**What you need to do**
Give back the full listing, character for character, with no pictures.

------------------------------

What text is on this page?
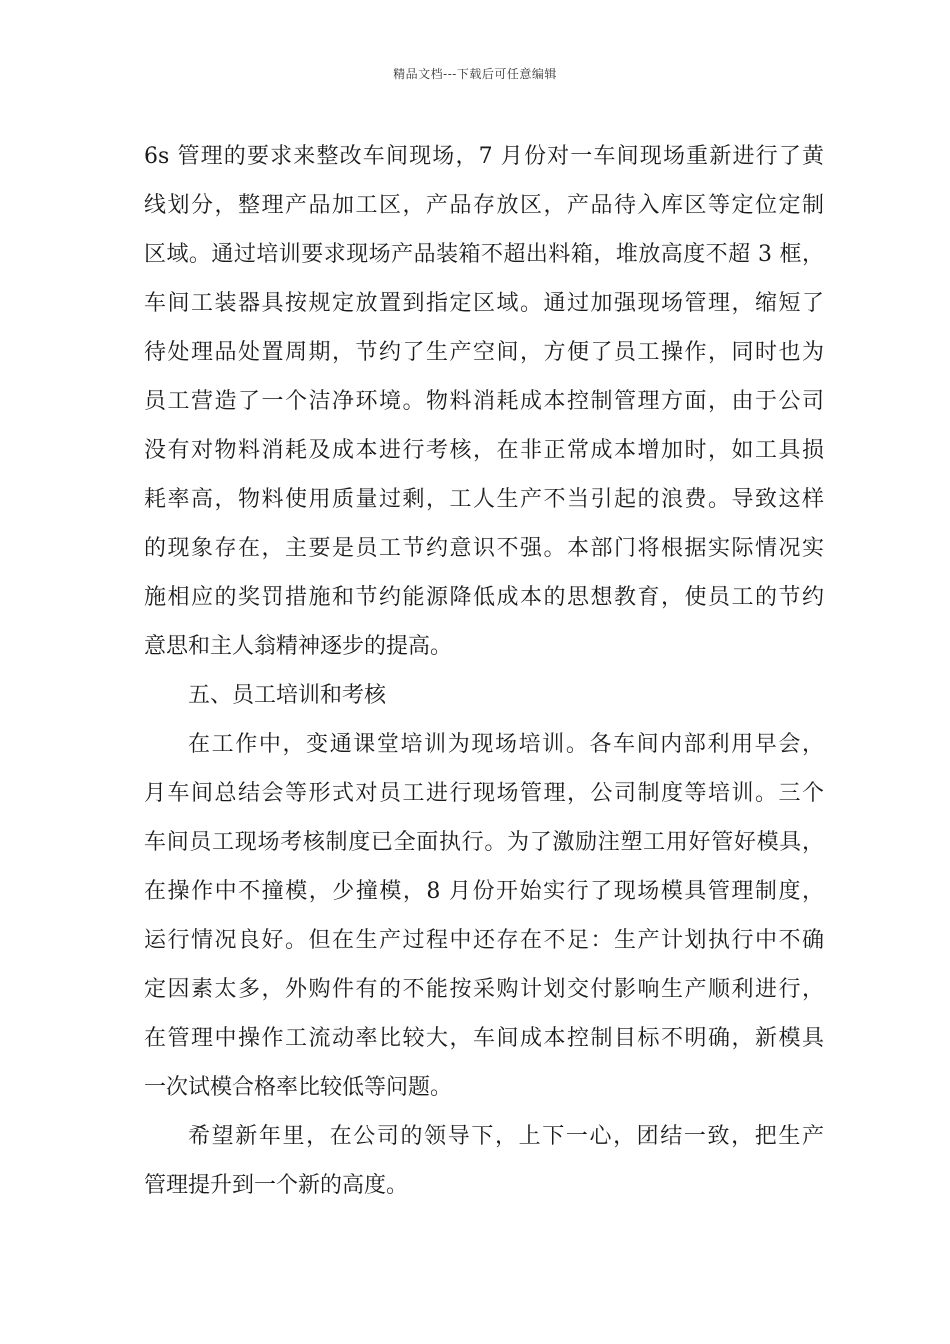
精品文档---下载后可任意编辑
6s 管理的要求来整改车间现场，7 月份对一车间现场重新进行了黄
线划分，整理产品加工区，产品存放区，产品待入库区等定位定制
区域。通过培训要求现场产品装箱不超出料箱，堆放高度不超 3 框，
车间工装器具按规定放置到指定区域。通过加强现场管理，缩短了
待处理品处置周期，节约了生产空间，方便了员工操作，同时也为
员工营造了一个洁净环境。物料消耗成本控制管理方面，由于公司
没有对物料消耗及成本进行考核，在非正常成本增加时，如工具损
耗率高，物料使用质量过剩，工人生产不当引起的浪费。导致这样
的现象存在，主要是员工节约意识不强。本部门将根据实际情况实
施相应的奖罚措施和节约能源降低成本的思想教育，使员工的节约
意思和主人翁精神逐步的提高。
五、员工培训和考核
在工作中，变通课堂培训为现场培训。各车间内部利用早会，
月车间总结会等形式对员工进行现场管理，公司制度等培训。三个
车间员工现场考核制度已全面执行。为了激励注塑工用好管好模具，
在操作中不撞模，少撞模，8 月份开始实行了现场模具管理制度，
运行情况良好。但在生产过程中还存在不足：生产计划执行中不确
定因素太多，外购件有的不能按采购计划交付影响生产顺利进行，
在管理中操作工流动率比较大，车间成本控制目标不明确，新模具
一次试模合格率比较低等问题。
希望新年里，在公司的领导下，上下一心，团结一致，把生产
管理提升到一个新的高度。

------------------------------

**Task response**
What text is on this page?
精品文档---下载后可任意编辑
6s 管理的要求来整改车间现场，7 月份对一车间现场重新进行了黄
线划分，整理产品加工区，产品存放区，产品待入库区等定位定制
区域。通过培训要求现场产品装箱不超出料箱，堆放高度不超 3 框，
车间工装器具按规定放置到指定区域。通过加强现场管理，缩短了
待处理品处置周期，节约了生产空间，方便了员工操作，同时也为
员工营造了一个洁净环境。物料消耗成本控制管理方面，由于公司
没有对物料消耗及成本进行考核，在非正常成本增加时，如工具损
耗率高，物料使用质量过剩，工人生产不当引起的浪费。导致这样
的现象存在，主要是员工节约意识不强。本部门将根据实际情况实
施相应的奖罚措施和节约能源降低成本的思想教育，使员工的节约
意思和主人翁精神逐步的提高。
五、员工培训和考核
在工作中，变通课堂培训为现场培训。各车间内部利用早会，
月车间总结会等形式对员工进行现场管理，公司制度等培训。三个
车间员工现场考核制度已全面执行。为了激励注塑工用好管好模具，
在操作中不撞模，少撞模，8 月份开始实行了现场模具管理制度，
运行情况良好。但在生产过程中还存在不足：生产计划执行中不确
定因素太多，外购件有的不能按采购计划交付影响生产顺利进行，
在管理中操作工流动率比较大，车间成本控制目标不明确，新模具
一次试模合格率比较低等问题。
希望新年里，在公司的领导下，上下一心，团结一致，把生产
管理提升到一个新的高度。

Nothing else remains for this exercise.